What you need to do: In your copy, leave out the pictures and repeat the entries below exactly.

The data:
******
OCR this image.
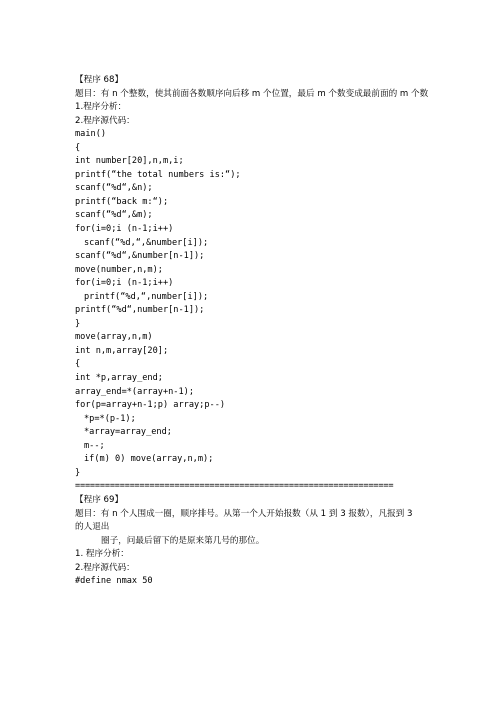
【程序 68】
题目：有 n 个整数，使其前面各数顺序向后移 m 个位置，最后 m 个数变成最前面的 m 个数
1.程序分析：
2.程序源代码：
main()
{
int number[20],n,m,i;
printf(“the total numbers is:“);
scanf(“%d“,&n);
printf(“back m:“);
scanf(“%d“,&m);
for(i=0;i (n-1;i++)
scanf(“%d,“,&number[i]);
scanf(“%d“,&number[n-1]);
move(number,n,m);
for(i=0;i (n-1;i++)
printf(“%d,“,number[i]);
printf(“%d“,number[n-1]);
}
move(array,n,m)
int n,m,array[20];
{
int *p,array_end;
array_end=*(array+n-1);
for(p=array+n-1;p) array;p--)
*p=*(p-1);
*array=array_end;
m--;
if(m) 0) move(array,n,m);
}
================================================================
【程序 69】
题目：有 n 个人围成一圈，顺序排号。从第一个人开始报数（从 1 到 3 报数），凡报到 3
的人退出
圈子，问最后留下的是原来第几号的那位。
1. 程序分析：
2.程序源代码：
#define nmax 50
******
Response:
OCR this image.
【程序 68】
题目：有 n 个整数，使其前面各数顺序向后移 m 个位置，最后 m 个数变成最前面的 m 个数
1.程序分析：
2.程序源代码：
main()
{
int number[20],n,m,i;
printf(“the total numbers is:“);
scanf(“%d“,&n);
printf(“back m:“);
scanf(“%d“,&m);
for(i=0;i (n-1;i++)
scanf(“%d,“,&number[i]);
scanf(“%d“,&number[n-1]);
move(number,n,m);
for(i=0;i (n-1;i++)
printf(“%d,“,number[i]);
printf(“%d“,number[n-1]);
}
move(array,n,m)
int n,m,array[20];
{
int *p,array_end;
array_end=*(array+n-1);
for(p=array+n-1;p) array;p--)
*p=*(p-1);
*array=array_end;
m--;
if(m) 0) move(array,n,m);
}
================================================================
【程序 69】
题目：有 n 个人围成一圈，顺序排号。从第一个人开始报数（从 1 到 3 报数），凡报到 3
的人退出
圈子，问最后留下的是原来第几号的那位。
1. 程序分析：
2.程序源代码：
#define nmax 50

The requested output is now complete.